▸ **Your goal**:
Extract each line holding the word "content" from the entries.

▸ **Data records**:
────────────────
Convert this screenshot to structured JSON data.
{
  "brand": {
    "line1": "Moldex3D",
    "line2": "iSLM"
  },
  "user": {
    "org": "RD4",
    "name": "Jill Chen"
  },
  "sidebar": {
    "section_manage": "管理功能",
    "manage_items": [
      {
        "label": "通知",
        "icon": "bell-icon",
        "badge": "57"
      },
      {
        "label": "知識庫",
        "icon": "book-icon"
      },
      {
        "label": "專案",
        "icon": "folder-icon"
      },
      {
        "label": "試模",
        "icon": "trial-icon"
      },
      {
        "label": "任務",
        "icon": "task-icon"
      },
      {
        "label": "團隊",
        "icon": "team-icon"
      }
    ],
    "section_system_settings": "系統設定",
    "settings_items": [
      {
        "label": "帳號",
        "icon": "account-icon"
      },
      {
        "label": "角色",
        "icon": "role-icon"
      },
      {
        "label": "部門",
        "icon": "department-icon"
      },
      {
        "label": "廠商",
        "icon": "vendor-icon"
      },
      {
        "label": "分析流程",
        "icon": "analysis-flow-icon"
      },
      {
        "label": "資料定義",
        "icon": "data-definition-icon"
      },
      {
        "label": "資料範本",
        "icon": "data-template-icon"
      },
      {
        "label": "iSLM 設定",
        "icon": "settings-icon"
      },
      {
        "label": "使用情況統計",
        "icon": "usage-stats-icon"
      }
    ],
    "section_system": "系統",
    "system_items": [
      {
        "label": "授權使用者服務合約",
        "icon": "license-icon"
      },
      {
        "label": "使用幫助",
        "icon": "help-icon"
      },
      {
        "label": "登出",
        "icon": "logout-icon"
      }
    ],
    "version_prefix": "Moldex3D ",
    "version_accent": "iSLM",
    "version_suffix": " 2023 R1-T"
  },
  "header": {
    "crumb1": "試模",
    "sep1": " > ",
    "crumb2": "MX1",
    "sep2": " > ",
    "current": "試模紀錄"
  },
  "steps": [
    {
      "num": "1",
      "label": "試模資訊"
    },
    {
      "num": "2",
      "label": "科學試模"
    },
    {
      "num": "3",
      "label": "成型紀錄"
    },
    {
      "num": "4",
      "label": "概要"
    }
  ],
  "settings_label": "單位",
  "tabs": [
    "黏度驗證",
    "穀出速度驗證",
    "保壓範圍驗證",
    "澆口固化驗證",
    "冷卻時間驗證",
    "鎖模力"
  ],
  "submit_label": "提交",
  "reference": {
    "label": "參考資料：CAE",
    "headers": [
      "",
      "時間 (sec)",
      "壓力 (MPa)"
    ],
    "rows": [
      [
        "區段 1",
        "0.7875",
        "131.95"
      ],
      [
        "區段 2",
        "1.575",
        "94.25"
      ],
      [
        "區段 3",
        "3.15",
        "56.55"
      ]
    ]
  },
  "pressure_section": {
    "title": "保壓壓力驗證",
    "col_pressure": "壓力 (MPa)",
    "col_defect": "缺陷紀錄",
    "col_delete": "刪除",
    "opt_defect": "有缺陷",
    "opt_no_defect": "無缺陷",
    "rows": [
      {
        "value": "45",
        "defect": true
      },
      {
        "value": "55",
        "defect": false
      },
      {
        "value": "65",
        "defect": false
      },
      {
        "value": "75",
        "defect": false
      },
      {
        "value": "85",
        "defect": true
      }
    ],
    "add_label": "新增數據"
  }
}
────────────────
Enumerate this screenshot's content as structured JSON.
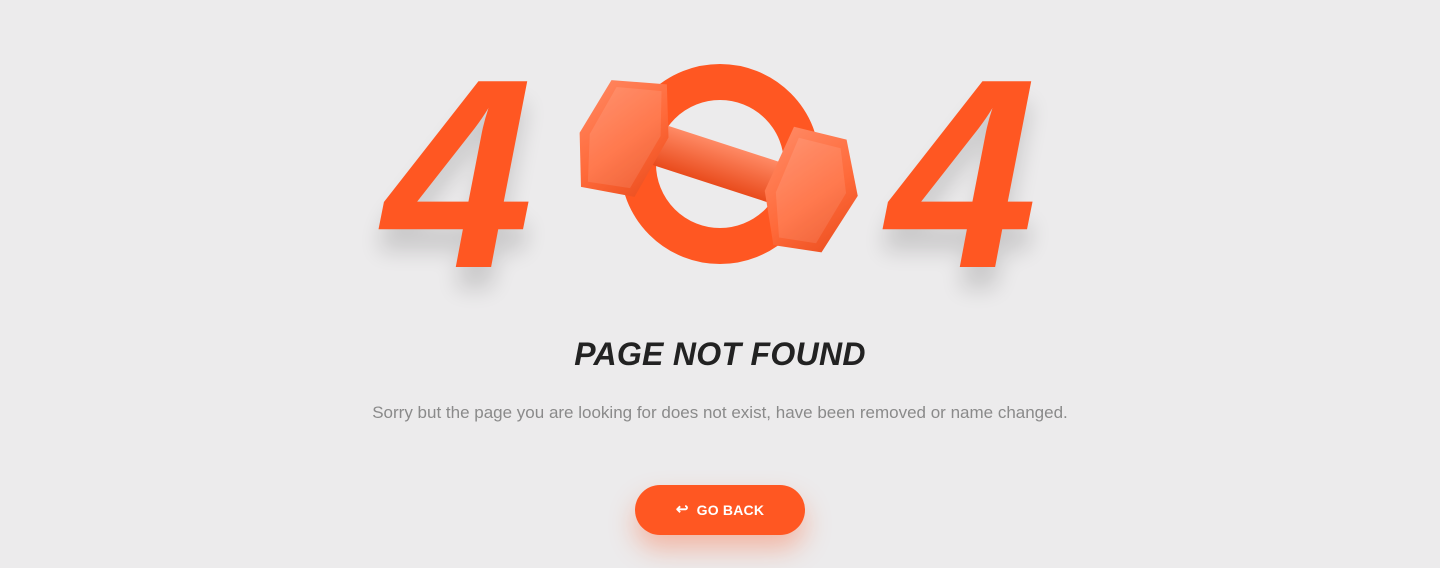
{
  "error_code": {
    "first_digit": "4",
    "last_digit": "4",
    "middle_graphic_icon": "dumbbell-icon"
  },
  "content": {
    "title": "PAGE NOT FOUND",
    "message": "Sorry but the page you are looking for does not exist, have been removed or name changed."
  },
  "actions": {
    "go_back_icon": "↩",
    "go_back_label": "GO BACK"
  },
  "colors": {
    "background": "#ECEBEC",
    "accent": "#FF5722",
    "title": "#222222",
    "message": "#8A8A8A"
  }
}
────────────────
▸ **Exercise solution**:
Enumerate this screenshot's content as structured JSON.
  "content": {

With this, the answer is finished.